[Records from a collection]
───
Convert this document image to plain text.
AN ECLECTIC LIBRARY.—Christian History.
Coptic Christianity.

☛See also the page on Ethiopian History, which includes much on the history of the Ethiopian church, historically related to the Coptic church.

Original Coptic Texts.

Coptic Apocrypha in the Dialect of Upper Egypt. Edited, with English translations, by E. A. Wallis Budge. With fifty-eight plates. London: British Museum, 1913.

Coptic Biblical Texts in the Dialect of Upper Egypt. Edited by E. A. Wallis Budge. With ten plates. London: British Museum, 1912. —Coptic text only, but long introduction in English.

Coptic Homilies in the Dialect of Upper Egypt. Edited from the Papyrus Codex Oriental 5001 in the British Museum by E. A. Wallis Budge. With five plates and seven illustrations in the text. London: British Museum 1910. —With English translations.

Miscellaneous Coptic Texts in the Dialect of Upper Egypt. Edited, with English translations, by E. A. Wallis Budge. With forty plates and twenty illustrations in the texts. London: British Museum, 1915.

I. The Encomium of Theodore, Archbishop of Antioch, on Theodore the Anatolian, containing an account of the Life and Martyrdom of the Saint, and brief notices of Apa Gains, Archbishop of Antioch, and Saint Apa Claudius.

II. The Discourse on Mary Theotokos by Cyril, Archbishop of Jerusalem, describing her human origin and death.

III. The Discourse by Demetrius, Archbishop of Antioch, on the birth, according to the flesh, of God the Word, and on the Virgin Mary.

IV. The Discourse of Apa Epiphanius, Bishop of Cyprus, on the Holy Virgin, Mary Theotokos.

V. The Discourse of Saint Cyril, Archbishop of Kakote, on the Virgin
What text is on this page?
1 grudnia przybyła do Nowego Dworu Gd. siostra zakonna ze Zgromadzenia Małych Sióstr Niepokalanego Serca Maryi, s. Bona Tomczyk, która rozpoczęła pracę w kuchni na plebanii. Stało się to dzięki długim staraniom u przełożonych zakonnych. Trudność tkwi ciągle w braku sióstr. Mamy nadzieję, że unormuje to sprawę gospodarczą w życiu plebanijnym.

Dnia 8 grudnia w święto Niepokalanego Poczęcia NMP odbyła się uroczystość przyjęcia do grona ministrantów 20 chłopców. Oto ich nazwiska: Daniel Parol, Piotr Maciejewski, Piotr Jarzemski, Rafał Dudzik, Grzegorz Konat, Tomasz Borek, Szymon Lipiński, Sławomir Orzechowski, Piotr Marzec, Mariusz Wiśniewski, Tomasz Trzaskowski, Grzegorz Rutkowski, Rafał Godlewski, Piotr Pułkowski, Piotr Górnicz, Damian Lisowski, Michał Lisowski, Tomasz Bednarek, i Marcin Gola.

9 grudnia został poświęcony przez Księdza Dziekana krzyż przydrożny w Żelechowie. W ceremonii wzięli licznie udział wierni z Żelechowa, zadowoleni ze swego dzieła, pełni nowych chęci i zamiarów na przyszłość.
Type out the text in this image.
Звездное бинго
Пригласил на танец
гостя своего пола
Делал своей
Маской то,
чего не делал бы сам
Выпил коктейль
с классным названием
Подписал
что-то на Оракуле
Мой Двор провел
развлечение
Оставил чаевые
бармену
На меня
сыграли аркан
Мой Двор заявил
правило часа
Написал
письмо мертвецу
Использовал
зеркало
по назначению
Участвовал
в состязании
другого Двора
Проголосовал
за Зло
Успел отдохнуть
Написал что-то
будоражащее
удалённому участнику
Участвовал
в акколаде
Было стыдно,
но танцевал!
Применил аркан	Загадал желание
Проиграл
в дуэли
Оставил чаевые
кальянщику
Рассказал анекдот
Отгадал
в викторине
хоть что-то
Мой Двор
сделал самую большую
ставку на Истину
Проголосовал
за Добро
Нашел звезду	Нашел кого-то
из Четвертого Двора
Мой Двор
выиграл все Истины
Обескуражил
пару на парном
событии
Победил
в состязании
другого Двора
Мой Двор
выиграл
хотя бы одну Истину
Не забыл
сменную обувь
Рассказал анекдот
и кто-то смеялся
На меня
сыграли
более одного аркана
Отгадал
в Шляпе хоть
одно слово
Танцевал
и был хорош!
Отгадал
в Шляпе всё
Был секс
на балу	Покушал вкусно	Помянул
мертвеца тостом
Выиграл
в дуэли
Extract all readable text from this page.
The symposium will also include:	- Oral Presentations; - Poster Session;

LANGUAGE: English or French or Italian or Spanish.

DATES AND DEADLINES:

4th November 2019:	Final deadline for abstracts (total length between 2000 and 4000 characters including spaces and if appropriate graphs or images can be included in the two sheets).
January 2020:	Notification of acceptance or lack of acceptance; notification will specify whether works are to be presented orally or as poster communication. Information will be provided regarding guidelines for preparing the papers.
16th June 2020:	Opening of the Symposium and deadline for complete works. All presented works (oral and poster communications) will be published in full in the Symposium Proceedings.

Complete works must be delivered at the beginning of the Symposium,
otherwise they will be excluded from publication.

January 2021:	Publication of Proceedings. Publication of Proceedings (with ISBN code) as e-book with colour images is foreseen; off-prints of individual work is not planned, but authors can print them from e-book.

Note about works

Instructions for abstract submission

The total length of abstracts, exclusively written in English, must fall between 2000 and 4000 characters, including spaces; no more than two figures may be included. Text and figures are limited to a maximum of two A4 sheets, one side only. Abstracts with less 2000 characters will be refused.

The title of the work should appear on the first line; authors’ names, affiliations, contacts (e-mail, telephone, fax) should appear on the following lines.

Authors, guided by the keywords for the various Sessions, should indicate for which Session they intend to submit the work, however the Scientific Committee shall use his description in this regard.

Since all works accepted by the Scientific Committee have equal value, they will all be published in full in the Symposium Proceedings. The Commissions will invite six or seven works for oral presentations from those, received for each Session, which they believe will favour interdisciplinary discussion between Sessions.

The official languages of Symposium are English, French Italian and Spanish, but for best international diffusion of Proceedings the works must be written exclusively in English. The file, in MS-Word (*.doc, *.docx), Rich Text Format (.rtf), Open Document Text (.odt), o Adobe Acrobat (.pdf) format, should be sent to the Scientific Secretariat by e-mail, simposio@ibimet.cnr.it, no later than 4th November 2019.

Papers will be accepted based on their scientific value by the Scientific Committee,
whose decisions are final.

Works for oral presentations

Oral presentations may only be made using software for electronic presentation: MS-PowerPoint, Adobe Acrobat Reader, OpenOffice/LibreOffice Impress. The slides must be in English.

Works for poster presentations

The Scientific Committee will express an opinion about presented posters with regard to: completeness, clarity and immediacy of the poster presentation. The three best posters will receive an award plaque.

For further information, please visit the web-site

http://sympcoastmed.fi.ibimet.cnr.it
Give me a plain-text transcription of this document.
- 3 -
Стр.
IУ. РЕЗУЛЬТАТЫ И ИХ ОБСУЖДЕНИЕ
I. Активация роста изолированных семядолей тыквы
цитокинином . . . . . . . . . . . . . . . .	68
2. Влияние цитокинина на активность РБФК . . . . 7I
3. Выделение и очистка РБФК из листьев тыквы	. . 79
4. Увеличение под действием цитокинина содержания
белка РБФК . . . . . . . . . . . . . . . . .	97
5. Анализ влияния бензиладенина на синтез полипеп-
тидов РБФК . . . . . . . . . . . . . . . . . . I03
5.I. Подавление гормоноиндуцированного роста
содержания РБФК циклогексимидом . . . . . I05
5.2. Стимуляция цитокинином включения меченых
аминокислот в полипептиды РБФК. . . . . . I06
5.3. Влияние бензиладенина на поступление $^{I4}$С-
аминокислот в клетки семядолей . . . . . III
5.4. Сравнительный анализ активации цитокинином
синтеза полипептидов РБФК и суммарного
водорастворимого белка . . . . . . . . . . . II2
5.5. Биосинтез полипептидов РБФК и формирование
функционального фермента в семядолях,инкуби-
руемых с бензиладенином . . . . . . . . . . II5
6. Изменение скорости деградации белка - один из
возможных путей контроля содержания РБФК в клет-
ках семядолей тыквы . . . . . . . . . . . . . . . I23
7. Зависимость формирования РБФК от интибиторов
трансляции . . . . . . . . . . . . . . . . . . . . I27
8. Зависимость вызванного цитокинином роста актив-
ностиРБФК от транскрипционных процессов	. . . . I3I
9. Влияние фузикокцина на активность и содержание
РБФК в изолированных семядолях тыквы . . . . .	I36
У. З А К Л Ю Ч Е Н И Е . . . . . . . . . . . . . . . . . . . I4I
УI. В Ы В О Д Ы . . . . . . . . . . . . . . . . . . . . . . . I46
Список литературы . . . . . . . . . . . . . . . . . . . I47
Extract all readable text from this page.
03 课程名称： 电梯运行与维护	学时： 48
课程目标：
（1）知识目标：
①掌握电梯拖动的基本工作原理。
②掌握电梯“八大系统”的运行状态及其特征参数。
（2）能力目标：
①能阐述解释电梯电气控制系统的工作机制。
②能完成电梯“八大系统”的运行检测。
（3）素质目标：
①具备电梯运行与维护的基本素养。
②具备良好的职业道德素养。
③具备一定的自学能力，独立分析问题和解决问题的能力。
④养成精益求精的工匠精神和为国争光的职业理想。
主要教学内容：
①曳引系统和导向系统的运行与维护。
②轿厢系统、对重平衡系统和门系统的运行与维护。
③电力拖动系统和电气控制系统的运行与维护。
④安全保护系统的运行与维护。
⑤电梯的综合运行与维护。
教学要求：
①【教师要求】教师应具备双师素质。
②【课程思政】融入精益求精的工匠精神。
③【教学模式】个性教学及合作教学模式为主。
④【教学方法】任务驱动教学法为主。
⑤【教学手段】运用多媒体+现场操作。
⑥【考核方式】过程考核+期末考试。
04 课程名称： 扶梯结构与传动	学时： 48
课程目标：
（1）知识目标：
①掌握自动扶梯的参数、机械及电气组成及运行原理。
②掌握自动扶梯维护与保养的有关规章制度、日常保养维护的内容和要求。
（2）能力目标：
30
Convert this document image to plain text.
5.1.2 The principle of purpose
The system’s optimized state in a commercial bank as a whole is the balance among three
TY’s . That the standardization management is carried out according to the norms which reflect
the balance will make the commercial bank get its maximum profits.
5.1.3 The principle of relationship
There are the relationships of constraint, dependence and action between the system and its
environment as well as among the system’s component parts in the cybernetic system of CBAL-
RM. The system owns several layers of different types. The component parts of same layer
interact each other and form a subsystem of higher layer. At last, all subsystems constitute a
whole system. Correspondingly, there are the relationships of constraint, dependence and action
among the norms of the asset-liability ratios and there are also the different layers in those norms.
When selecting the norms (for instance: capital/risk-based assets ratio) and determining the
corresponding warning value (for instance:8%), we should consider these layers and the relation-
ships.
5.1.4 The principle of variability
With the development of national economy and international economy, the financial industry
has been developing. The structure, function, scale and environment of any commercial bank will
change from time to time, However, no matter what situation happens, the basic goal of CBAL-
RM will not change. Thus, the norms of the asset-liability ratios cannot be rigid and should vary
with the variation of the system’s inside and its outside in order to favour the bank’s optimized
───
TASK TO CARRY OUT:
Which lines of the data include "Cyril"? Copy each of them.

FINAL RESULT:
II. The Discourse on Mary Theotokos by Cyril, Archbishop of Jerusalem, describing her human origin and death.
V. The Discourse of Saint Cyril, Archbishop of Kakote, on the Virgin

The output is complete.